ケンのブログ

日々の雑感や日記

京都市交響楽団第638回定期演奏会

2019年09月22日 | 音楽
昨日は京都コンサートホールに京都市交響楽団第638回
定期演奏会を聴きに行った。
指揮は下野竜也さん。
最初に演奏されたのは
ブルックナー スクロバチェフスキー編曲
弦楽五重奏曲ヘ長調WAB112からアダージョ
下野さんが指揮棒を柔らかい曲線を描くように
動かしておられてそれに連動して演奏もふわっとやわらかい
感じだった。
僕ブルックナーの曲のメロディあんまり覚えてないから
大雑把な印象だけれど
聴いていて交響曲第七番 八番くらいのアダージョとにているシーンも
あるなと思っていた。
ただ、もとが弦楽五重奏曲なので交響曲のアダージョよりも
浄化された音楽というイメージだった。
あと下野さんは音楽のもつ推進力もけっこう重視した
演奏をしておられておかげて眠くなりがちの
アダージョもちゃんと覚醒した状態で聴くことができてよかった。

-*-

#### [実施課題]
1. 次の(a)〜(c)が本文の内容と一致するかを判定してください。各項目に「はい」か「いいえ」で答え、決め手となる本文の語句をそのまま引用すること。
(a) 指揮を務めたのは下野竜也さんである。
(b) 最初に演奏された曲は、ブルックナーの交響曲第七番のアダージョである。
(c) 演奏会の会場は京都コンサートホールである。
2. 本文に基づき、以下の各問に簡潔に答えてください。
(a) 最初に演奏された曲の編曲者は誰か。
(b) 記事に記された日付はいつか。
(c) 下野さんが演奏で重視したと書かれているものは何か。
3. 本文のうち、「僕ブルックナーの曲のメロディあんまり覚えてないから」から「アダージョもちゃんと覚醒した状態で聴くことができてよかった。」までの部分を一字一句変えずに抜き出してください。
データはこの作業には一切関係しません。

-*-

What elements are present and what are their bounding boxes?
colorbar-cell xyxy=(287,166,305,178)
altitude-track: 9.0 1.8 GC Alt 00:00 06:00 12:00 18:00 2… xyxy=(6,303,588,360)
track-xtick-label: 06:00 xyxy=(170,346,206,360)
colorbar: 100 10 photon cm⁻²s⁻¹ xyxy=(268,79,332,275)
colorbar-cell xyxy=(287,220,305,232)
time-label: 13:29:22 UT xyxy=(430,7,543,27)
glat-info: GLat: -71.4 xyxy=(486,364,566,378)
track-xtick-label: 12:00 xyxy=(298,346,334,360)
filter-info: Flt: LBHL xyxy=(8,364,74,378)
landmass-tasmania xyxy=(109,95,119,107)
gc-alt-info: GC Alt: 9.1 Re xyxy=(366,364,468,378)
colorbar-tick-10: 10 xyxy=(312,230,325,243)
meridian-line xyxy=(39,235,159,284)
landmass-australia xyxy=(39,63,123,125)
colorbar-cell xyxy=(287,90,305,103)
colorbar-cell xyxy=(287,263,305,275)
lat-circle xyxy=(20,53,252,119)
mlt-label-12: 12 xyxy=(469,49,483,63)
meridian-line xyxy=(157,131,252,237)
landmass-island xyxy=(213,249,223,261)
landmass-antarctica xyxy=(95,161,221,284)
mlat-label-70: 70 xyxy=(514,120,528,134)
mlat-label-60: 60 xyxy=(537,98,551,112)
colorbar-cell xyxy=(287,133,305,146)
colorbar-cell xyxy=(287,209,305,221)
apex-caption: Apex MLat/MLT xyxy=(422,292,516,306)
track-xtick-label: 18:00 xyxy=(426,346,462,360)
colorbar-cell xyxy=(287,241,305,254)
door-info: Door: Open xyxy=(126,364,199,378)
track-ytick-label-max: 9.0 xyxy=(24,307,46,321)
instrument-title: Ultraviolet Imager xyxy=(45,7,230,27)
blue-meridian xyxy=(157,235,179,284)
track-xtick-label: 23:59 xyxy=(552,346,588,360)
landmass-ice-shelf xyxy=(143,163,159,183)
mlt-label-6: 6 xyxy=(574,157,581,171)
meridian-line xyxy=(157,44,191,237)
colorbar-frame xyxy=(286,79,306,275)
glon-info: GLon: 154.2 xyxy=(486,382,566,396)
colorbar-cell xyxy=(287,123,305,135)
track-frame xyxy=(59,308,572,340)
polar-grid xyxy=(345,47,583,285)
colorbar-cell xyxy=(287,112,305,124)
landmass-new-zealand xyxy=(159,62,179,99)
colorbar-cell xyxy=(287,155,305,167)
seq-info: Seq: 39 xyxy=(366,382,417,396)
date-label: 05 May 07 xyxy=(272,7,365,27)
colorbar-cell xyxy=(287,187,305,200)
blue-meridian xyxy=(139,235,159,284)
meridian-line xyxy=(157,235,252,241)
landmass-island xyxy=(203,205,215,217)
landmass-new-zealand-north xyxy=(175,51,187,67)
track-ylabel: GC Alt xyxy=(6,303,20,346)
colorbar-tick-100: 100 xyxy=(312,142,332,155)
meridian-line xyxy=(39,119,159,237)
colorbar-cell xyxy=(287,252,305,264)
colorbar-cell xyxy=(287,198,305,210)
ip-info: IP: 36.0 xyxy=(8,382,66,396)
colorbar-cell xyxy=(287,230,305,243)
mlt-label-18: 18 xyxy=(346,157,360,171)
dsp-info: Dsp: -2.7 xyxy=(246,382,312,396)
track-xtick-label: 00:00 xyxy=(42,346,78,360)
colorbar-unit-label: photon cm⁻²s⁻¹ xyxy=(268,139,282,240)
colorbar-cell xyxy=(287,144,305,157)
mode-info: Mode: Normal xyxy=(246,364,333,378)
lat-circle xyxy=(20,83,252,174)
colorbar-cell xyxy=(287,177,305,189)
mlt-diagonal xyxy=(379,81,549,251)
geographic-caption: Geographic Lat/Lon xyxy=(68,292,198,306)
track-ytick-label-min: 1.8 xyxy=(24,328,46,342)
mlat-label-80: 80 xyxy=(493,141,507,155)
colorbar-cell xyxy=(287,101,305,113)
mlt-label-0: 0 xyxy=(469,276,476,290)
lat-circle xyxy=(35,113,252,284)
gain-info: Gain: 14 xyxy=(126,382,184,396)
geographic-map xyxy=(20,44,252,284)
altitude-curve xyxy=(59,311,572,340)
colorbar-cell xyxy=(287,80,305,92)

-*-

#### [解答一式]
1.
(a) はい。「指揮は下野竜也さん。」
(b) いいえ。「弦楽五重奏曲ヘ長調WAB112からアダージョ」
(c) はい。「昨日は京都コンサートホールに京都市交響楽団第638回」

2.
(a) スクロバチェフスキー
(b) 2019年09月22日
(c) 音楽のもつ推進力

3.
僕ブルックナーの曲のメロディあんまり覚えてないから
大雑把な印象だけれど
聴いていて交響曲第七番 八番くらいのアダージョとにているシーンも
あるなと思っていた。
ただ、もとが弦楽五重奏曲なので交響曲のアダージョよりも
浄化された音楽というイメージだった。
あと下野さんは音楽のもつ推進力もけっこう重視した
演奏をしておられておかげて眠くなりがちの
アダージョもちゃんと覚醒した状態で聴くことができてよかった。